WRITTEN PROBLEM: Every record that follows must be duplicated exactly, with images left out.

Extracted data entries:
§
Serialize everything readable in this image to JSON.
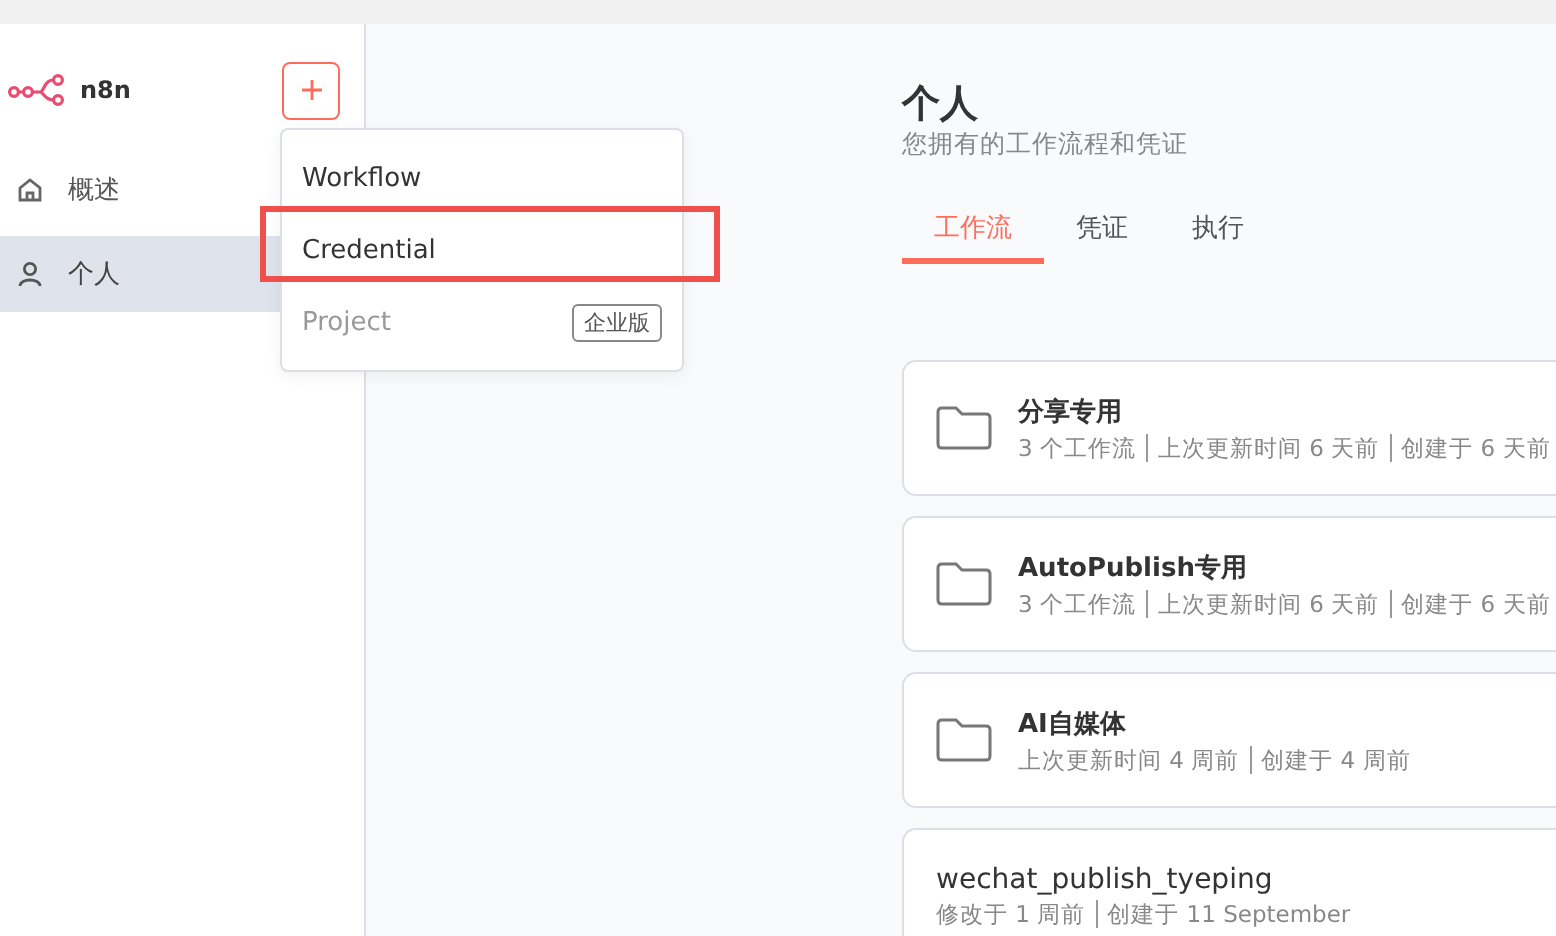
{
  "sidebar": {
    "logo": "n8n",
    "items": [
      {
        "label": "概述",
        "kind": "home",
        "selected": false
      },
      {
        "label": "个人",
        "kind": "user",
        "selected": true
      }
    ]
  },
  "create_menu": {
    "open": true,
    "items": [
      {
        "label": "Workflow",
        "disabled": false,
        "highlighted": false
      },
      {
        "label": "Credential",
        "disabled": false,
        "highlighted": true
      },
      {
        "label": "Project",
        "disabled": true,
        "highlighted": false,
        "badge": "企业版"
      }
    ]
  },
  "header": {
    "title": "个人",
    "subtitle": "您拥有的工作流程和凭证"
  },
  "tabs": [
    {
      "label": "工作流",
      "selected": true
    },
    {
      "label": "凭证",
      "selected": false
    },
    {
      "label": "执行",
      "selected": false
    }
  ],
  "cards": [
    {
      "kind": "folder",
      "title": "分享专用",
      "meta": [
        "3 个工作流",
        "上次更新时间 6 天前",
        "创建于 6 天前"
      ]
    },
    {
      "kind": "folder",
      "title": "AutoPublish专用",
      "meta": [
        "3 个工作流",
        "上次更新时间 6 天前",
        "创建于 6 天前"
      ]
    },
    {
      "kind": "folder",
      "title": "AI自媒体",
      "meta": [
        "上次更新时间 4 周前",
        "创建于 4 周前"
      ]
    },
    {
      "kind": "workflow",
      "title": "wechat_publish_tyeping",
      "meta": [
        "修改于 1 周前",
        "创建于 11 September"
      ]
    }
  ]
}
§
EXPECTED ANSWER:
Serialize everything readable in this image to JSON.
{
  "sidebar": {
    "logo": "n8n",
    "items": [
      {
        "label": "概述",
        "kind": "home",
        "selected": false
      },
      {
        "label": "个人",
        "kind": "user",
        "selected": true
      }
    ]
  },
  "create_menu": {
    "open": true,
    "items": [
      {
        "label": "Workflow",
        "disabled": false,
        "highlighted": false
      },
      {
        "label": "Credential",
        "disabled": false,
        "highlighted": true
      },
      {
        "label": "Project",
        "disabled": true,
        "highlighted": false,
        "badge": "企业版"
      }
    ]
  },
  "header": {
    "title": "个人",
    "subtitle": "您拥有的工作流程和凭证"
  },
  "tabs": [
    {
      "label": "工作流",
      "selected": true
    },
    {
      "label": "凭证",
      "selected": false
    },
    {
      "label": "执行",
      "selected": false
    }
  ],
  "cards": [
    {
      "kind": "folder",
      "title": "分享专用",
      "meta": [
        "3 个工作流",
        "上次更新时间 6 天前",
        "创建于 6 天前"
      ]
    },
    {
      "kind": "folder",
      "title": "AutoPublish专用",
      "meta": [
        "3 个工作流",
        "上次更新时间 6 天前",
        "创建于 6 天前"
      ]
    },
    {
      "kind": "folder",
      "title": "AI自媒体",
      "meta": [
        "上次更新时间 4 周前",
        "创建于 4 周前"
      ]
    },
    {
      "kind": "workflow",
      "title": "wechat_publish_tyeping",
      "meta": [
        "修改于 1 周前",
        "创建于 11 September"
      ]
    }
  ]
}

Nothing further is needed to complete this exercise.